> _TASK_:
From the listing below, pull out all lines with "text" in them.
_ _ _ _
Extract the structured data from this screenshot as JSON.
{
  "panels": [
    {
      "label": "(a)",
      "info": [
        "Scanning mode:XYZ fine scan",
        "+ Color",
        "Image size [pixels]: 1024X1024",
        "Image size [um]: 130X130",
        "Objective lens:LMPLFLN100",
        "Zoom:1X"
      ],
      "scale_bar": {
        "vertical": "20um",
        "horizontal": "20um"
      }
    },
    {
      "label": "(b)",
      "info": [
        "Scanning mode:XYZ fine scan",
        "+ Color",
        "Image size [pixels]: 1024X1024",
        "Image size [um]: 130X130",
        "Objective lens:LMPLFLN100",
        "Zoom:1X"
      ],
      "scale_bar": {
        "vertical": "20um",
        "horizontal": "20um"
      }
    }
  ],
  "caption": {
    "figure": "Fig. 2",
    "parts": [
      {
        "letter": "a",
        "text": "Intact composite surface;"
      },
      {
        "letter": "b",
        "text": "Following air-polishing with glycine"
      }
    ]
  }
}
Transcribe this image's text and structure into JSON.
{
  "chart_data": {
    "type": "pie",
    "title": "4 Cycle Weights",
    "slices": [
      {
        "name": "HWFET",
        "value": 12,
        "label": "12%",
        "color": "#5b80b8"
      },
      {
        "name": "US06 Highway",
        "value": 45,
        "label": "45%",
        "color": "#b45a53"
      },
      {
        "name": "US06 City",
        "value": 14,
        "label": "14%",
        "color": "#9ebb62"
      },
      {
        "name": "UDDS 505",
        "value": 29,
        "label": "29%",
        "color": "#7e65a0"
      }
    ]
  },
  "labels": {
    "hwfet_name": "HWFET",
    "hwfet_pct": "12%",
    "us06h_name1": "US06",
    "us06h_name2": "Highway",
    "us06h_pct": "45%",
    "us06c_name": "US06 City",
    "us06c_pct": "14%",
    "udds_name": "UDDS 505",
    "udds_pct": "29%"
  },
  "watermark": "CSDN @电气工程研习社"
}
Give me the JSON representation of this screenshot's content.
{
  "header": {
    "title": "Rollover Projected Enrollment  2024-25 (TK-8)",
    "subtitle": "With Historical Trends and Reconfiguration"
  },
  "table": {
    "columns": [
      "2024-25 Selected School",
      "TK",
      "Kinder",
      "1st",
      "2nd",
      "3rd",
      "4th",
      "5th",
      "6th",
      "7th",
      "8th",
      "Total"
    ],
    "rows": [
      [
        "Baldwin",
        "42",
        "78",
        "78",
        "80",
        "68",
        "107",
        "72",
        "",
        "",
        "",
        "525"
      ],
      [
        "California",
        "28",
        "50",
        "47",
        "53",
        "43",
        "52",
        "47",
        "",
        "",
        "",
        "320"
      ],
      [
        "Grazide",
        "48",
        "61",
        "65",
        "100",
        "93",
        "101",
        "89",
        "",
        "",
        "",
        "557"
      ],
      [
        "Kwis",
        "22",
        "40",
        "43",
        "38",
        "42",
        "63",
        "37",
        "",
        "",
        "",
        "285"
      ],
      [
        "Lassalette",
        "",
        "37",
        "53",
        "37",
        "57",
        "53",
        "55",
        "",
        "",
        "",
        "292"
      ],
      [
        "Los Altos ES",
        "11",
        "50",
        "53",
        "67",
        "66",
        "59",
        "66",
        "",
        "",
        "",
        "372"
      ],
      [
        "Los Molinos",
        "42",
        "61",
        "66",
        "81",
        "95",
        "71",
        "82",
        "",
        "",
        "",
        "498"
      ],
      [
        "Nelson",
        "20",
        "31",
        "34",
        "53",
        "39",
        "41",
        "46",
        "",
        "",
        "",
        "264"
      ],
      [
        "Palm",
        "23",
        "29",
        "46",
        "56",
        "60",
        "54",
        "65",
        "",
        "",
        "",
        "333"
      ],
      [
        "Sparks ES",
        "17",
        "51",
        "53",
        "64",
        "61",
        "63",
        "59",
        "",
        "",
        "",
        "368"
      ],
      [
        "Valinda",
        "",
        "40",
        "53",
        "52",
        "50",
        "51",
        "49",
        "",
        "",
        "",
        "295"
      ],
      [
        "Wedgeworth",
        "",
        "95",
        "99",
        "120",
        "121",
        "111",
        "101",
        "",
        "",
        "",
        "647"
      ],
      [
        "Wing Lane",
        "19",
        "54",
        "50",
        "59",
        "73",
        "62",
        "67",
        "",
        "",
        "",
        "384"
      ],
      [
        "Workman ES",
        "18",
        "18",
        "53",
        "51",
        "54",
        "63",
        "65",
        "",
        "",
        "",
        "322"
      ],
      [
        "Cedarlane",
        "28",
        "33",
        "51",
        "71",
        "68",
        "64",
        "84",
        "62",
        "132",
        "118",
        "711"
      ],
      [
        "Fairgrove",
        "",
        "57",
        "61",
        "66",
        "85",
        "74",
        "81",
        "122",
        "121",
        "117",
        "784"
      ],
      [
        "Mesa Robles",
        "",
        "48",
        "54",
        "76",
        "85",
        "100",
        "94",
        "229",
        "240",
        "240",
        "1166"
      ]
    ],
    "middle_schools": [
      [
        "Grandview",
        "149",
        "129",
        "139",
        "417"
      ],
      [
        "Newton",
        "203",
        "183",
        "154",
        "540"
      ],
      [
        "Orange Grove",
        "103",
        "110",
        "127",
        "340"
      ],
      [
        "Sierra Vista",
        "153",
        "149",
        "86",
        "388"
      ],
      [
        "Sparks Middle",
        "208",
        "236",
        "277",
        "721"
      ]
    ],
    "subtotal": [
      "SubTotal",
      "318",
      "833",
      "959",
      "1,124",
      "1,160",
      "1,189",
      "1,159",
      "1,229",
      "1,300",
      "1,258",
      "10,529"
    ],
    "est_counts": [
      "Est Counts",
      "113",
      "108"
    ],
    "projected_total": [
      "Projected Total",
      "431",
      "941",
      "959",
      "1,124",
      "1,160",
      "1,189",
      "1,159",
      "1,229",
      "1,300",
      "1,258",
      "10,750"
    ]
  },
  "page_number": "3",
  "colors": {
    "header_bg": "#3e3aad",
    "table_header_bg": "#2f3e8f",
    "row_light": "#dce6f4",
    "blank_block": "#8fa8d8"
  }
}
_ _ _ _
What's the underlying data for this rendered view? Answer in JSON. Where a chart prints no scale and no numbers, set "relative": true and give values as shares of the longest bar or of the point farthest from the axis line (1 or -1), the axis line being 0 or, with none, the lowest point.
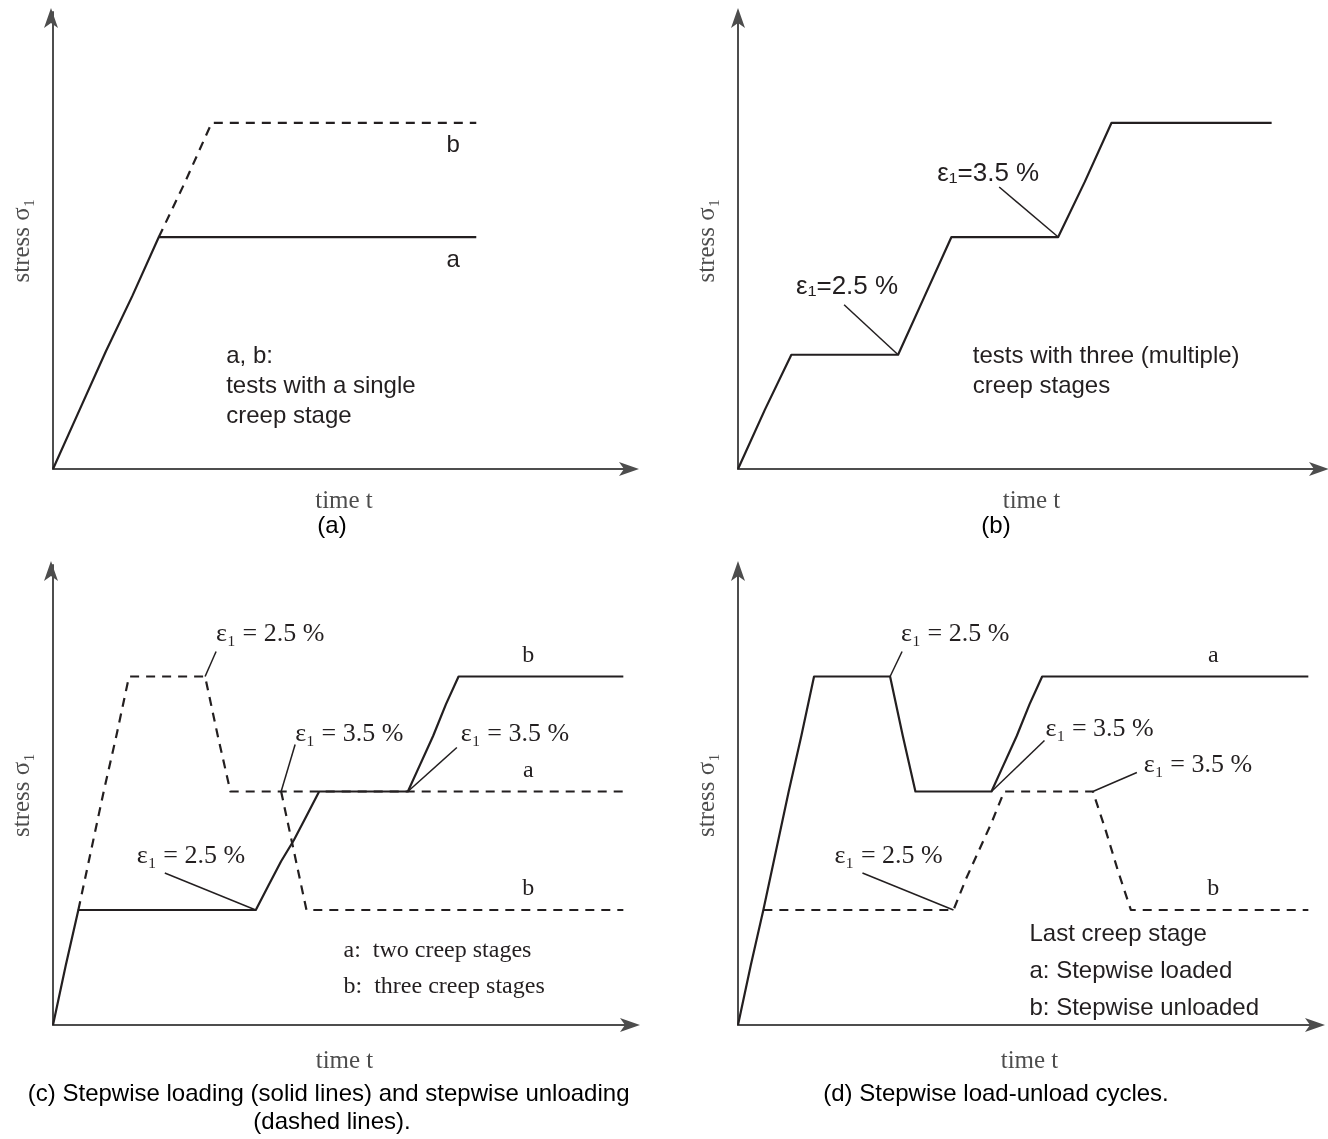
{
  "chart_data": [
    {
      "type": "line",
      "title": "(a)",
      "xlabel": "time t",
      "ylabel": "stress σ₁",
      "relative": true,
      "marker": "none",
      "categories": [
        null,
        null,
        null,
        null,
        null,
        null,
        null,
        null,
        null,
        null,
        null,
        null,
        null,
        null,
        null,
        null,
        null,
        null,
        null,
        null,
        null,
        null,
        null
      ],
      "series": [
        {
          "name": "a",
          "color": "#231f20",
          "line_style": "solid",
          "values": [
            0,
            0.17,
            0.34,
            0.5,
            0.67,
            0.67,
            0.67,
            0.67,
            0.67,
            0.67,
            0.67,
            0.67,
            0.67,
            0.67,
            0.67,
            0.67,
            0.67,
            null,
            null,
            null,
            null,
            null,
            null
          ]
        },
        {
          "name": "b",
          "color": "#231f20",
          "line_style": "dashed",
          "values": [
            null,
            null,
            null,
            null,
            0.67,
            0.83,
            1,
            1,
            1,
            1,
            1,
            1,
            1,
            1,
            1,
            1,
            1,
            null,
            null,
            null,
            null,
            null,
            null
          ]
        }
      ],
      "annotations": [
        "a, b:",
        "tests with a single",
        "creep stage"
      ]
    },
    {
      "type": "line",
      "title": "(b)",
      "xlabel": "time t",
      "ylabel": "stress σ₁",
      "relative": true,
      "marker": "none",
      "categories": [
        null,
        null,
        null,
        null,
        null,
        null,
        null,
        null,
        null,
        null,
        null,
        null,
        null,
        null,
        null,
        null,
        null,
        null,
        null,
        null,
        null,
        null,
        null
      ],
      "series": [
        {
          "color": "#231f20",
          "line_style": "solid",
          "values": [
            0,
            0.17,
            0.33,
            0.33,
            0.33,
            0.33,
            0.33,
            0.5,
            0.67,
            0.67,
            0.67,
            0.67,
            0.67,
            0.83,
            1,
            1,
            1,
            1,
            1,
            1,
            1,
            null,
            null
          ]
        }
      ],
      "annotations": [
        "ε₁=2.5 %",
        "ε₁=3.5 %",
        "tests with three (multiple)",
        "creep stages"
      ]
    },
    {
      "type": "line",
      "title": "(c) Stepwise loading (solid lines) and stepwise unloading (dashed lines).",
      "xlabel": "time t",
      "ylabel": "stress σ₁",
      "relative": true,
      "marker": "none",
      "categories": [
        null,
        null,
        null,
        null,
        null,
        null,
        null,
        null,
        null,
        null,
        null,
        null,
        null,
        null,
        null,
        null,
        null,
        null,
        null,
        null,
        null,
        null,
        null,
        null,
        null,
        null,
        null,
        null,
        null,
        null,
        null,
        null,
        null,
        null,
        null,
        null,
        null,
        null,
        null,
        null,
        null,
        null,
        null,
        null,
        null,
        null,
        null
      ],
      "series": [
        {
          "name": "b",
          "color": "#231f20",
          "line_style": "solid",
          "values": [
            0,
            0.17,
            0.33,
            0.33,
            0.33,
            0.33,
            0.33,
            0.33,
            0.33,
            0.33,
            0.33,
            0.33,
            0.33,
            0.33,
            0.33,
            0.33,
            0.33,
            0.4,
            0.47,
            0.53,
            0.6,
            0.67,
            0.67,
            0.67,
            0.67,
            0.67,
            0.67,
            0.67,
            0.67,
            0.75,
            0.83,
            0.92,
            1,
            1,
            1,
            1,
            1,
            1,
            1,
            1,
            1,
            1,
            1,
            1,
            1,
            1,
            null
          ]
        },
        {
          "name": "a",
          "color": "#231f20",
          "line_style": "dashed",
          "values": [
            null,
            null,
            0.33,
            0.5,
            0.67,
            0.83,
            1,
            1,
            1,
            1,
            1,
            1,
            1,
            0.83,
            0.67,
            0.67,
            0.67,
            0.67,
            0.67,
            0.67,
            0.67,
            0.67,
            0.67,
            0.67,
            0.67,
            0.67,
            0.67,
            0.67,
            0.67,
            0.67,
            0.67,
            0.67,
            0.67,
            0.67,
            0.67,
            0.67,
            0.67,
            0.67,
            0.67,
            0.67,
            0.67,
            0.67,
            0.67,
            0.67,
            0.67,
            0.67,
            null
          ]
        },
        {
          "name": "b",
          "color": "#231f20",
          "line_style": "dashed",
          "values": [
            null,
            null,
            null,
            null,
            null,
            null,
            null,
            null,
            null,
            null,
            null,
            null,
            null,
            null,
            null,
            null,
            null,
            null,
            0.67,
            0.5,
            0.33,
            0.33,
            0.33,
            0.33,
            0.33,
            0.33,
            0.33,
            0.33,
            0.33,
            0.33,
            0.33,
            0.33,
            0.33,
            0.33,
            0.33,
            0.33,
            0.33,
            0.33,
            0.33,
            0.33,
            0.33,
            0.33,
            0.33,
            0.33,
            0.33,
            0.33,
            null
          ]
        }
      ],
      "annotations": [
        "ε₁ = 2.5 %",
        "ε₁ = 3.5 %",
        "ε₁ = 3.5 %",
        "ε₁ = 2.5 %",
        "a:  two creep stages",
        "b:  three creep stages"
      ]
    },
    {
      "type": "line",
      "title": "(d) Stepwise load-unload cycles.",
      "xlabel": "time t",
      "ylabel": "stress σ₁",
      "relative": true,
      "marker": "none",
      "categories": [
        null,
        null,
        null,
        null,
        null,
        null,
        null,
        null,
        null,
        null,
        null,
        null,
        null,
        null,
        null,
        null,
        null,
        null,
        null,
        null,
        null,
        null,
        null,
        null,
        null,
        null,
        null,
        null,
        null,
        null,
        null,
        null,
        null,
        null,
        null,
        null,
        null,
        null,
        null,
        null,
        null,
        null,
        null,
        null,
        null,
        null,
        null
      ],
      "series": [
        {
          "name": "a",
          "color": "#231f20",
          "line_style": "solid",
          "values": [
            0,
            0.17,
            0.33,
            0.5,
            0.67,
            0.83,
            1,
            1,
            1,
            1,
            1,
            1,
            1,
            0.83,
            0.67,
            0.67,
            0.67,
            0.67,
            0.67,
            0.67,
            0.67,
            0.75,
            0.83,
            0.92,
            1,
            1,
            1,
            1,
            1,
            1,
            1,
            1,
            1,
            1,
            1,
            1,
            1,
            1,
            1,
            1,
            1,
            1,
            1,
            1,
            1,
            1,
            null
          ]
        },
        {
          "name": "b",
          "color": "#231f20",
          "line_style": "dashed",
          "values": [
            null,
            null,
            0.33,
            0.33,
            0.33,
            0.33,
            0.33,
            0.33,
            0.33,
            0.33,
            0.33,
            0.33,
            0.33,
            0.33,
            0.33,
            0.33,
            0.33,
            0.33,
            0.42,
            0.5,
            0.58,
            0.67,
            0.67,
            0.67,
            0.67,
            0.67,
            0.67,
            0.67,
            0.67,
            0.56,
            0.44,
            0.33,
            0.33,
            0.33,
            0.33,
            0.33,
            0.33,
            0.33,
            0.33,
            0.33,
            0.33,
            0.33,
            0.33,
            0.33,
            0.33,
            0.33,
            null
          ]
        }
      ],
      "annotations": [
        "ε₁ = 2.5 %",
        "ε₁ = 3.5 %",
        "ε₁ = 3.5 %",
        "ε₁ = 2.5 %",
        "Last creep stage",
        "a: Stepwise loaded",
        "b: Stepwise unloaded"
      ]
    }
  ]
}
_ _ _ _
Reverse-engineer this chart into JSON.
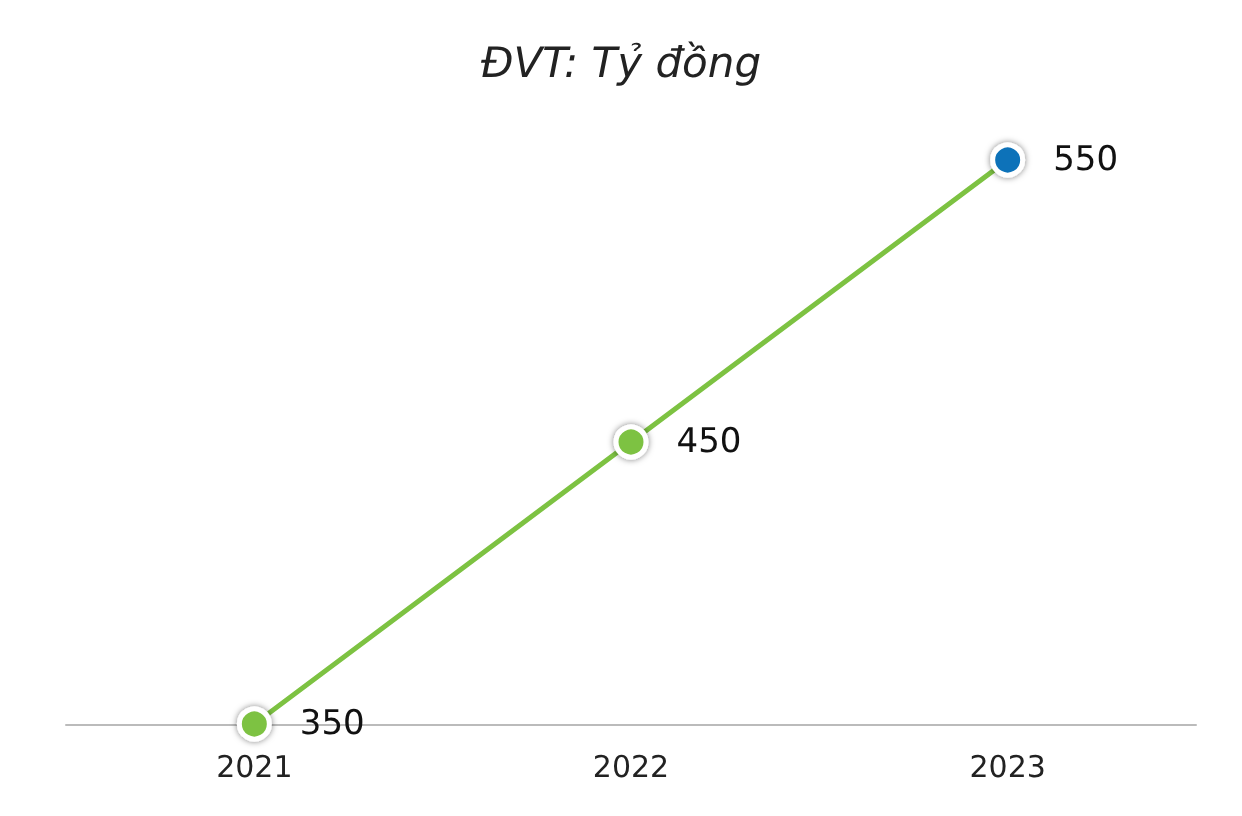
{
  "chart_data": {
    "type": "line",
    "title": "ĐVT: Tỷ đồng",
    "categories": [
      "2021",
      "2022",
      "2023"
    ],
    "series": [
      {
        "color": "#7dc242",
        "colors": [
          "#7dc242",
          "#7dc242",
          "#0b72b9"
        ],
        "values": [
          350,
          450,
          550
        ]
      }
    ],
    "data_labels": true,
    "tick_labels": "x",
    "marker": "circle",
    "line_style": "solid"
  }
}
_ _ _ _
> _RESPONSE_:
        "text": "Intact composite surface;"
        "text": "Following air-polishing with glycine"
Transcribe this image's text and structure into JSON.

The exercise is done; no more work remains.